## GIVEN TASK
Count how many lines contain the word "Angi". Respond with the number alone.

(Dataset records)

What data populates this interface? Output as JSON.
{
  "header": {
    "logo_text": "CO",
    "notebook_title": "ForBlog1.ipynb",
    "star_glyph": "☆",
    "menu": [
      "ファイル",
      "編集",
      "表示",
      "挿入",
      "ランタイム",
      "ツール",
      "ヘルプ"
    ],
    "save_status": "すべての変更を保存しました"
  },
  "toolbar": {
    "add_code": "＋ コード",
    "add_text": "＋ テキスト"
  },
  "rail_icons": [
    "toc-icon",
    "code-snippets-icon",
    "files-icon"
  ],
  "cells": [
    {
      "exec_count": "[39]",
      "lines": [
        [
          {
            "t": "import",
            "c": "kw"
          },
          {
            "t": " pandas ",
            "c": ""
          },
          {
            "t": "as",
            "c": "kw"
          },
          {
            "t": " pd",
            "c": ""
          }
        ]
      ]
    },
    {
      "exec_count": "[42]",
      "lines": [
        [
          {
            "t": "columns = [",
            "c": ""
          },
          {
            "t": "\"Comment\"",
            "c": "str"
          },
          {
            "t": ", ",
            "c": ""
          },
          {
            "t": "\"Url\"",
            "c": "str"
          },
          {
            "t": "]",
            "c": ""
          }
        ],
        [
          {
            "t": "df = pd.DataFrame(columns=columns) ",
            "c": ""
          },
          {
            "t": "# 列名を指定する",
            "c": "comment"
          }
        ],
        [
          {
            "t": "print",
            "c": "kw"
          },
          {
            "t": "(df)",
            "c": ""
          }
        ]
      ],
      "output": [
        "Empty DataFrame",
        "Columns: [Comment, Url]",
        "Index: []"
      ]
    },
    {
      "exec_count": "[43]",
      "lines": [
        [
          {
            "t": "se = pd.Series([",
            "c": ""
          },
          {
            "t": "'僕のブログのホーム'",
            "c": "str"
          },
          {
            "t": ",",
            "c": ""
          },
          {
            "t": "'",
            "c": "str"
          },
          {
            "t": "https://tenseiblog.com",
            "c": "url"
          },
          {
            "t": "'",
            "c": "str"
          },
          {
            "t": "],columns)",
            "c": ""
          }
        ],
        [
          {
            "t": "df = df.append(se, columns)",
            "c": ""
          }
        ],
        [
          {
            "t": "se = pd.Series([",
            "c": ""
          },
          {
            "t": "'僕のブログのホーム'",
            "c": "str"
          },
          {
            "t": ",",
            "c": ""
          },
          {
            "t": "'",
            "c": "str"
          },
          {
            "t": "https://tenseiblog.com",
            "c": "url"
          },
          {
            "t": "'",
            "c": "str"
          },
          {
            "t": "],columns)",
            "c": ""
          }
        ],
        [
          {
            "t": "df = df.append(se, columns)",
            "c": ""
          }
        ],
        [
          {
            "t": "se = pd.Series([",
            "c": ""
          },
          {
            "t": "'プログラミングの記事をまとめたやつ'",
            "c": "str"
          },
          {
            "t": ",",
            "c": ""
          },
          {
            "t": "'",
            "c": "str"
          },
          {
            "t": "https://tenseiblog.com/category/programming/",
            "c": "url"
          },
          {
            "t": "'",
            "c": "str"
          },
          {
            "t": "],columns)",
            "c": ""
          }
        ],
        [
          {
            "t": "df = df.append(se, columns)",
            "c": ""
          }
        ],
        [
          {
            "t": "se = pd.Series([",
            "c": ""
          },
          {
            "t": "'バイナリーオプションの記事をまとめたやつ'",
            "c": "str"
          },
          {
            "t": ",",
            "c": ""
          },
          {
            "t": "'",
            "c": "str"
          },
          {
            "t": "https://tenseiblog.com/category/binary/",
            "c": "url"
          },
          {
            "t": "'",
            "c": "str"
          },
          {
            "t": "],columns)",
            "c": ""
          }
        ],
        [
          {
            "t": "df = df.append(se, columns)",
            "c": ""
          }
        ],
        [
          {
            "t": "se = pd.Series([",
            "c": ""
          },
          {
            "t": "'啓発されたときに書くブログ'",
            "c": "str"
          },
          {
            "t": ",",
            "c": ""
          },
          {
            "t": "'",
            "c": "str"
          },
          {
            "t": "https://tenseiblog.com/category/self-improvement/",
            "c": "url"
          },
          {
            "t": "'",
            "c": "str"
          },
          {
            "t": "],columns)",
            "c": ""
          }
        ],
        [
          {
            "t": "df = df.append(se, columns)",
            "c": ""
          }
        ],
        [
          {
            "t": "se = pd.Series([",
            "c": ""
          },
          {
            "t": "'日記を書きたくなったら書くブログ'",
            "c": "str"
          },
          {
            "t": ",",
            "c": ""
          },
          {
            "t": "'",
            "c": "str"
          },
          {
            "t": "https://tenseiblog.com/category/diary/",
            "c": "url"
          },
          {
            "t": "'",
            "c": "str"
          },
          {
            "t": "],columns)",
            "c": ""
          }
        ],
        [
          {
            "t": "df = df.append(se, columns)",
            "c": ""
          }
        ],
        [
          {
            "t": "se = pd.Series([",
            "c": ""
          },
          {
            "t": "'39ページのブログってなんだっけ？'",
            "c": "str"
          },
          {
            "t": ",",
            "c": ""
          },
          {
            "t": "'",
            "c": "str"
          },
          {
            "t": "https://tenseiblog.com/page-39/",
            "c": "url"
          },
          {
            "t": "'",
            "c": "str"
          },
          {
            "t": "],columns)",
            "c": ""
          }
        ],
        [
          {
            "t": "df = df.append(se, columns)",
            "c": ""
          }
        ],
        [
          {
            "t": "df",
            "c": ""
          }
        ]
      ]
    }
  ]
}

---

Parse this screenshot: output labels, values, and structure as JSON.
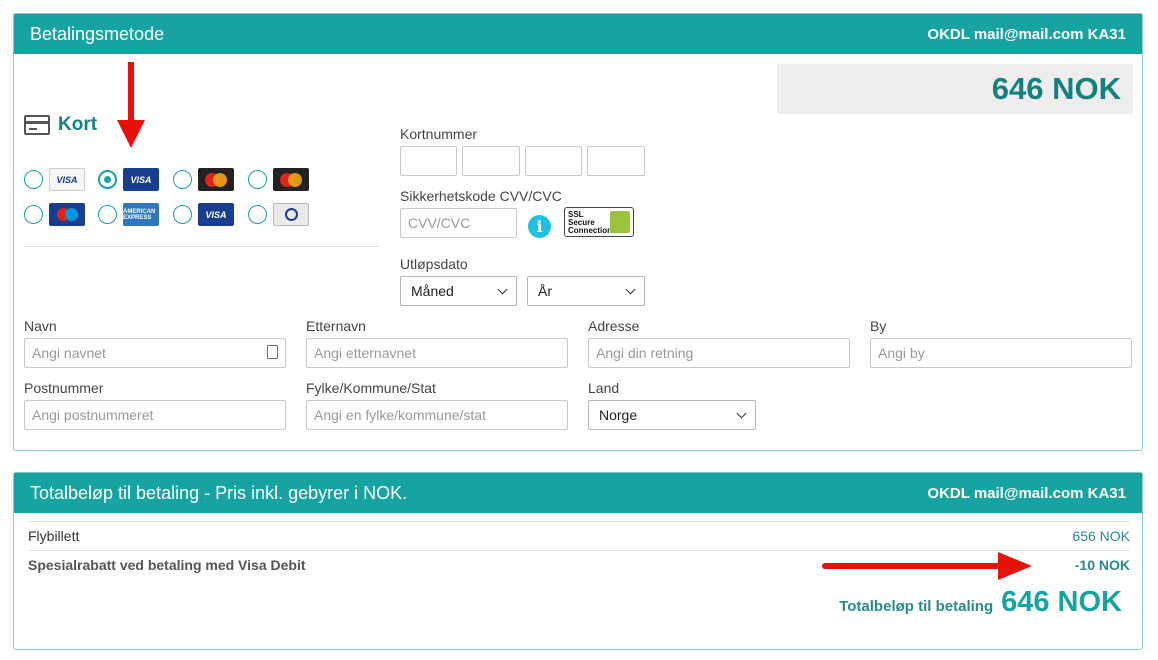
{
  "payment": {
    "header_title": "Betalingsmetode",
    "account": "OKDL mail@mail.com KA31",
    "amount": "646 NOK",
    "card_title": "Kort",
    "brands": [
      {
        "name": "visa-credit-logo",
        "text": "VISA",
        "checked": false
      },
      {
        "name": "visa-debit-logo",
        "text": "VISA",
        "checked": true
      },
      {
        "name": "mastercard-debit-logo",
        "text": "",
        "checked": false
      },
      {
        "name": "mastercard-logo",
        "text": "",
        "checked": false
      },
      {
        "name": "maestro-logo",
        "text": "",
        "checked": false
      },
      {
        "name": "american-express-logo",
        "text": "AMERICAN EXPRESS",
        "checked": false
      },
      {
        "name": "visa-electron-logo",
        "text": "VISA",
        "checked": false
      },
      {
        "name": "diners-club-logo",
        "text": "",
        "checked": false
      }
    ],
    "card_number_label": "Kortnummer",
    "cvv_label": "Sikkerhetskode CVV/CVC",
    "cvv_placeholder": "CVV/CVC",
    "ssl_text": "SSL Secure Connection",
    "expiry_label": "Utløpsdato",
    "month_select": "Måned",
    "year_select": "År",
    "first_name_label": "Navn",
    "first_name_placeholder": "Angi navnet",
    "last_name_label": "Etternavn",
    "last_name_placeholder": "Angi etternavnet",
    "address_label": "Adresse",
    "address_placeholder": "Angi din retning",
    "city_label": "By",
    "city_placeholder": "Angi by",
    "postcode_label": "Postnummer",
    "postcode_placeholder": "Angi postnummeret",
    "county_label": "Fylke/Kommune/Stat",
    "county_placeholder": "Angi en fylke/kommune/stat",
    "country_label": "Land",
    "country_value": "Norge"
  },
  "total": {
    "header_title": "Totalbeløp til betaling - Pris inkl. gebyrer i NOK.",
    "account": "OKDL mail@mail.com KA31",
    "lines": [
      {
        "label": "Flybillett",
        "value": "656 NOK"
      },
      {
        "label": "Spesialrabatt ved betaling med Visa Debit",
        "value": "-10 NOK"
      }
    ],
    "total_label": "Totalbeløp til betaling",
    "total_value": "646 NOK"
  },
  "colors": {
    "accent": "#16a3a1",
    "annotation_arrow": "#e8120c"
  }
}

## ANSWER TO THIS EXERCISE
6